▶ _Exercise requirements_:
All of the lines below are to be printed again exactly; images are excluded from the output.

▶ _Entries provided_:

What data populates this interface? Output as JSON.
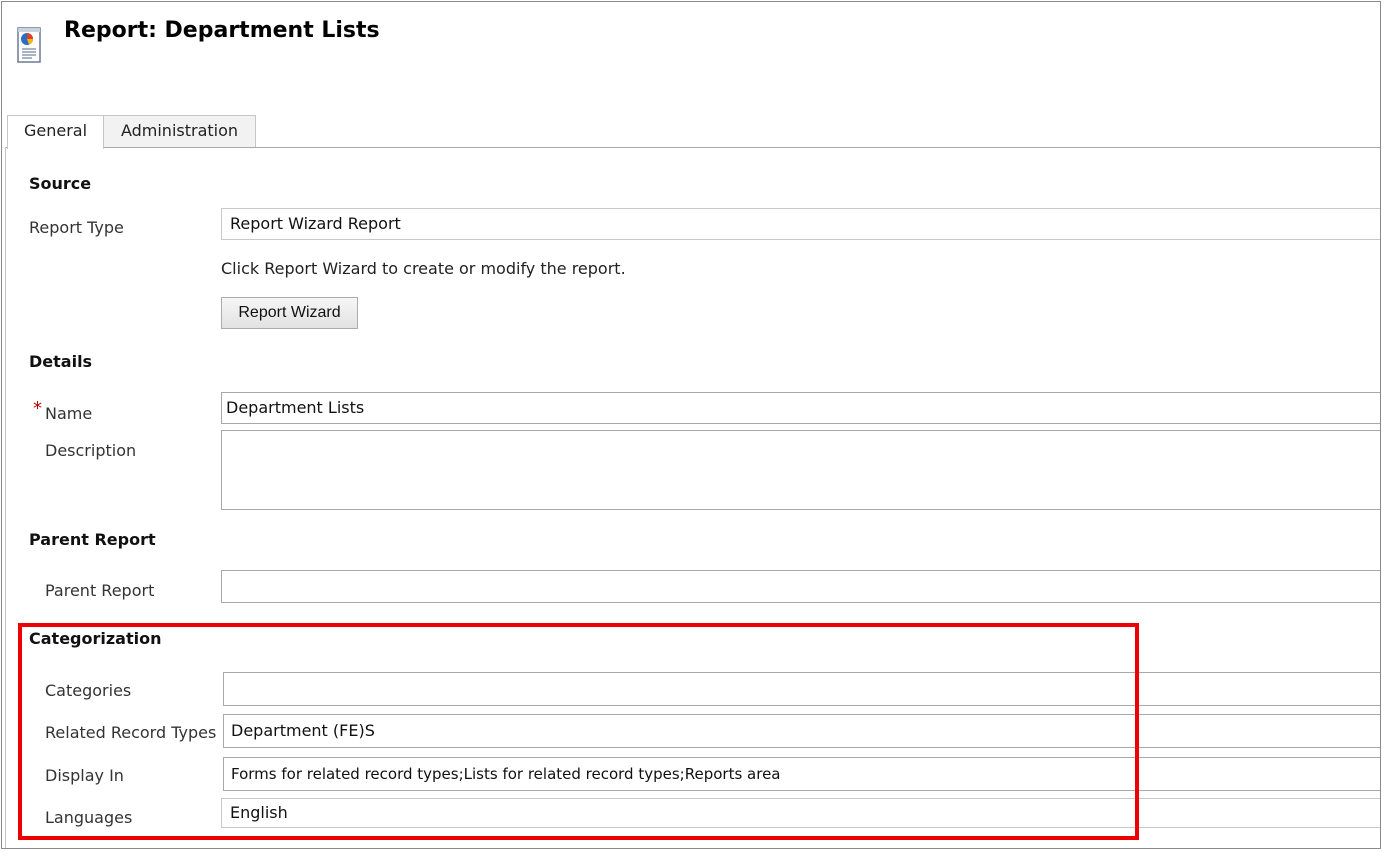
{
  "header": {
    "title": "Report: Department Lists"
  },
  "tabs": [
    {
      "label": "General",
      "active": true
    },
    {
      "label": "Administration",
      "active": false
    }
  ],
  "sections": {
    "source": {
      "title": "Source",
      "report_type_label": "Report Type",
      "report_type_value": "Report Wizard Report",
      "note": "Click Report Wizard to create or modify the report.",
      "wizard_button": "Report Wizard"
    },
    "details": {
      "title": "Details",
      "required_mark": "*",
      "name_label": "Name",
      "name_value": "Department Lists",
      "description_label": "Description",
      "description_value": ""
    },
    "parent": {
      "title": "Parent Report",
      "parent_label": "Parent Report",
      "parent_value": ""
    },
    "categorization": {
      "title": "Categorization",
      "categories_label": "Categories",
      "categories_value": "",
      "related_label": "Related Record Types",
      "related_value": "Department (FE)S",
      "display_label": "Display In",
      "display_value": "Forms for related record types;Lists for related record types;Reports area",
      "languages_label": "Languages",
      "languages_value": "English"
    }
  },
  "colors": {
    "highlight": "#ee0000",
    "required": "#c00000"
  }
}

▶ _Result_:
What data populates this interface? Output as JSON.
{
  "header": {
    "title": "Report: Department Lists"
  },
  "tabs": [
    {
      "label": "General",
      "active": true
    },
    {
      "label": "Administration",
      "active": false
    }
  ],
  "sections": {
    "source": {
      "title": "Source",
      "report_type_label": "Report Type",
      "report_type_value": "Report Wizard Report",
      "note": "Click Report Wizard to create or modify the report.",
      "wizard_button": "Report Wizard"
    },
    "details": {
      "title": "Details",
      "required_mark": "*",
      "name_label": "Name",
      "name_value": "Department Lists",
      "description_label": "Description",
      "description_value": ""
    },
    "parent": {
      "title": "Parent Report",
      "parent_label": "Parent Report",
      "parent_value": ""
    },
    "categorization": {
      "title": "Categorization",
      "categories_label": "Categories",
      "categories_value": "",
      "related_label": "Related Record Types",
      "related_value": "Department (FE)S",
      "display_label": "Display In",
      "display_value": "Forms for related record types;Lists for related record types;Reports area",
      "languages_label": "Languages",
      "languages_value": "English"
    }
  },
  "colors": {
    "highlight": "#ee0000",
    "required": "#c00000"
  }
}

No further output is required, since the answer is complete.